Short problem:
Below is a listing; copy all of it exactly.

The data:
<<<<
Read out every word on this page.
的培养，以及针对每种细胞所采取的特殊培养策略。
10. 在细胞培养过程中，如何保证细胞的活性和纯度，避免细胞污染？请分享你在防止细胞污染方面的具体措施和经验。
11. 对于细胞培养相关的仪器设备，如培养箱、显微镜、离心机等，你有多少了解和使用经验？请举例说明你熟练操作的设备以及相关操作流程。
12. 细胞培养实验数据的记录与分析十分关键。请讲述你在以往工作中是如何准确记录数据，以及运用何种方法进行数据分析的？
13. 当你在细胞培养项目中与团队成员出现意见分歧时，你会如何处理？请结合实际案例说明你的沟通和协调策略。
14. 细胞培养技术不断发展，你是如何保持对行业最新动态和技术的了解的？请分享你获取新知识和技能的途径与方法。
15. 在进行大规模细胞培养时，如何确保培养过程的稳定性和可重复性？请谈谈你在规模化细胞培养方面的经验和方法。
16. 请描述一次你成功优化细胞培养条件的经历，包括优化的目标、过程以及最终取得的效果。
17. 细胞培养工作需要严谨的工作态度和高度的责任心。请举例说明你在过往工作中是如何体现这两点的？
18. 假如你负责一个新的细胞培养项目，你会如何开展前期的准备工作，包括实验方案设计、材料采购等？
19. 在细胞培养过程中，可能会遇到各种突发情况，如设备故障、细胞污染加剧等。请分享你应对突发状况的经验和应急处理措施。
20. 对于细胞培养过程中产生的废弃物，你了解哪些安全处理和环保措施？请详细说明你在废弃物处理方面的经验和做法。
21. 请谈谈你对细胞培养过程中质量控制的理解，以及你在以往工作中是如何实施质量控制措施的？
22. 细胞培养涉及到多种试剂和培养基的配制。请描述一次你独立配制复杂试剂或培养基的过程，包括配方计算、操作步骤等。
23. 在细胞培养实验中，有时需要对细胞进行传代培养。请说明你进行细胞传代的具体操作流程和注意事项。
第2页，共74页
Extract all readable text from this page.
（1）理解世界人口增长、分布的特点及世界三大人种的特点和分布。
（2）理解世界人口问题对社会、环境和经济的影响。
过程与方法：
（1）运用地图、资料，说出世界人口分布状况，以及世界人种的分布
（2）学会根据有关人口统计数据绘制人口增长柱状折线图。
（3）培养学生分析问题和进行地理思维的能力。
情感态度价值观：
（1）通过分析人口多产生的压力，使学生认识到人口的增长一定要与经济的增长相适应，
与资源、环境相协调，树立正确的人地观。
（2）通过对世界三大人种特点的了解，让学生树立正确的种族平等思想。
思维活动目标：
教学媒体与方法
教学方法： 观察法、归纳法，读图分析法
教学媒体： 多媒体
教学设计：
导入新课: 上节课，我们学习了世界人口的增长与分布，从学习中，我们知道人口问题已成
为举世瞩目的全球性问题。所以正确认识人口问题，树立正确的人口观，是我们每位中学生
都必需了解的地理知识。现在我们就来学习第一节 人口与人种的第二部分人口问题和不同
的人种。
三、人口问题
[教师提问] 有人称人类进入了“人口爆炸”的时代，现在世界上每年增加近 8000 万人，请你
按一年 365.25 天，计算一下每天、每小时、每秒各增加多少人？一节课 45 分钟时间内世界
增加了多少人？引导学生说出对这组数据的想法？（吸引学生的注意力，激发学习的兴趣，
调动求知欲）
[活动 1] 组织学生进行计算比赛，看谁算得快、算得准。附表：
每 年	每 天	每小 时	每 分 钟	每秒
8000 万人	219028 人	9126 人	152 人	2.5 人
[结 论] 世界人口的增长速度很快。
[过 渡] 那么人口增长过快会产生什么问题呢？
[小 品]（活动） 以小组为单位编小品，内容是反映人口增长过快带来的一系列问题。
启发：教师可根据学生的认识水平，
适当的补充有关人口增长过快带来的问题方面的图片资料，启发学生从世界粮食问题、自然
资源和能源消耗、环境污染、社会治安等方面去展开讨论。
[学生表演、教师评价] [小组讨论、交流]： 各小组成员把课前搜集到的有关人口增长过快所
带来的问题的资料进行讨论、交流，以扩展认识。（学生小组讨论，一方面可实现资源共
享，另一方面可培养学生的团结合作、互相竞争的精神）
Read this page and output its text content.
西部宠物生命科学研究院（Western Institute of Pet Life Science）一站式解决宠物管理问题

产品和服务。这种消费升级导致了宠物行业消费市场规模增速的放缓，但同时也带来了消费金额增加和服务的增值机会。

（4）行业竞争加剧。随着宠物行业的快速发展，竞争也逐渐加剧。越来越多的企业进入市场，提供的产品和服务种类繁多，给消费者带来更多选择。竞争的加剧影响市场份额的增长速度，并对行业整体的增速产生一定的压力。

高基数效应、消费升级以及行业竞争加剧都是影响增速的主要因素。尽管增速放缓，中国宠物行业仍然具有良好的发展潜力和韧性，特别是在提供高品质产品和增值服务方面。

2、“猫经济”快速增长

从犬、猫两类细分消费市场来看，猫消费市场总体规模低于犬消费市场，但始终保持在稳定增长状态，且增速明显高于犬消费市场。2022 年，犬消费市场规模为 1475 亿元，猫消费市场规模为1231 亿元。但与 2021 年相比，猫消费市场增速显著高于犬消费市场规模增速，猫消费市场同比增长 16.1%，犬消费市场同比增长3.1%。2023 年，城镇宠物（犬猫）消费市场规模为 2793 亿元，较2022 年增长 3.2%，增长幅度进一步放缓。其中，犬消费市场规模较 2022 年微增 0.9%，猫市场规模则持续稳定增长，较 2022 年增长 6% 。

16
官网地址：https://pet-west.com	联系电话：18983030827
>>>>
The result:
Read out every word on this page.
的培养，以及针对每种细胞所采取的特殊培养策略。
10. 在细胞培养过程中，如何保证细胞的活性和纯度，避免细胞污染？请分享你在防止细胞污染方面的具体措施和经验。
11. 对于细胞培养相关的仪器设备，如培养箱、显微镜、离心机等，你有多少了解和使用经验？请举例说明你熟练操作的设备以及相关操作流程。
12. 细胞培养实验数据的记录与分析十分关键。请讲述你在以往工作中是如何准确记录数据，以及运用何种方法进行数据分析的？
13. 当你在细胞培养项目中与团队成员出现意见分歧时，你会如何处理？请结合实际案例说明你的沟通和协调策略。
14. 细胞培养技术不断发展，你是如何保持对行业最新动态和技术的了解的？请分享你获取新知识和技能的途径与方法。
15. 在进行大规模细胞培养时，如何确保培养过程的稳定性和可重复性？请谈谈你在规模化细胞培养方面的经验和方法。
16. 请描述一次你成功优化细胞培养条件的经历，包括优化的目标、过程以及最终取得的效果。
17. 细胞培养工作需要严谨的工作态度和高度的责任心。请举例说明你在过往工作中是如何体现这两点的？
18. 假如你负责一个新的细胞培养项目，你会如何开展前期的准备工作，包括实验方案设计、材料采购等？
19. 在细胞培养过程中，可能会遇到各种突发情况，如设备故障、细胞污染加剧等。请分享你应对突发状况的经验和应急处理措施。
20. 对于细胞培养过程中产生的废弃物，你了解哪些安全处理和环保措施？请详细说明你在废弃物处理方面的经验和做法。
21. 请谈谈你对细胞培养过程中质量控制的理解，以及你在以往工作中是如何实施质量控制措施的？
22. 细胞培养涉及到多种试剂和培养基的配制。请描述一次你独立配制复杂试剂或培养基的过程，包括配方计算、操作步骤等。
23. 在细胞培养实验中，有时需要对细胞进行传代培养。请说明你进行细胞传代的具体操作流程和注意事项。
第2页，共74页
Extract all readable text from this page.
（1）理解世界人口增长、分布的特点及世界三大人种的特点和分布。
（2）理解世界人口问题对社会、环境和经济的影响。
过程与方法：
（1）运用地图、资料，说出世界人口分布状况，以及世界人种的分布
（2）学会根据有关人口统计数据绘制人口增长柱状折线图。
（3）培养学生分析问题和进行地理思维的能力。
情感态度价值观：
（1）通过分析人口多产生的压力，使学生认识到人口的增长一定要与经济的增长相适应，
与资源、环境相协调，树立正确的人地观。
（2）通过对世界三大人种特点的了解，让学生树立正确的种族平等思想。
思维活动目标：
教学媒体与方法
教学方法： 观察法、归纳法，读图分析法
教学媒体： 多媒体
教学设计：
导入新课: 上节课，我们学习了世界人口的增长与分布，从学习中，我们知道人口问题已成
为举世瞩目的全球性问题。所以正确认识人口问题，树立正确的人口观，是我们每位中学生
都必需了解的地理知识。现在我们就来学习第一节 人口与人种的第二部分人口问题和不同
的人种。
三、人口问题
[教师提问] 有人称人类进入了“人口爆炸”的时代，现在世界上每年增加近 8000 万人，请你
按一年 365.25 天，计算一下每天、每小时、每秒各增加多少人？一节课 45 分钟时间内世界
增加了多少人？引导学生说出对这组数据的想法？（吸引学生的注意力，激发学习的兴趣，
调动求知欲）
[活动 1] 组织学生进行计算比赛，看谁算得快、算得准。附表：
每 年	每 天	每小 时	每 分 钟	每秒
8000 万人	219028 人	9126 人	152 人	2.5 人
[结 论] 世界人口的增长速度很快。
[过 渡] 那么人口增长过快会产生什么问题呢？
[小 品]（活动） 以小组为单位编小品，内容是反映人口增长过快带来的一系列问题。
启发：教师可根据学生的认识水平，
适当的补充有关人口增长过快带来的问题方面的图片资料，启发学生从世界粮食问题、自然
资源和能源消耗、环境污染、社会治安等方面去展开讨论。
[学生表演、教师评价] [小组讨论、交流]： 各小组成员把课前搜集到的有关人口增长过快所
带来的问题的资料进行讨论、交流，以扩展认识。（学生小组讨论，一方面可实现资源共
享，另一方面可培养学生的团结合作、互相竞争的精神）
Read this page and output its text content.
西部宠物生命科学研究院（Western Institute of Pet Life Science）一站式解决宠物管理问题

产品和服务。这种消费升级导致了宠物行业消费市场规模增速的放缓，但同时也带来了消费金额增加和服务的增值机会。

（4）行业竞争加剧。随着宠物行业的快速发展，竞争也逐渐加剧。越来越多的企业进入市场，提供的产品和服务种类繁多，给消费者带来更多选择。竞争的加剧影响市场份额的增长速度，并对行业整体的增速产生一定的压力。

高基数效应、消费升级以及行业竞争加剧都是影响增速的主要因素。尽管增速放缓，中国宠物行业仍然具有良好的发展潜力和韧性，特别是在提供高品质产品和增值服务方面。

2、“猫经济”快速增长

从犬、猫两类细分消费市场来看，猫消费市场总体规模低于犬消费市场，但始终保持在稳定增长状态，且增速明显高于犬消费市场。2022 年，犬消费市场规模为 1475 亿元，猫消费市场规模为1231 亿元。但与 2021 年相比，猫消费市场增速显著高于犬消费市场规模增速，猫消费市场同比增长 16.1%，犬消费市场同比增长3.1%。2023 年，城镇宠物（犬猫）消费市场规模为 2793 亿元，较2022 年增长 3.2%，增长幅度进一步放缓。其中，犬消费市场规模较 2022 年微增 0.9%，猫市场规模则持续稳定增长，较 2022 年增长 6% 。

16
官网地址：https://pet-west.com	联系电话：18983030827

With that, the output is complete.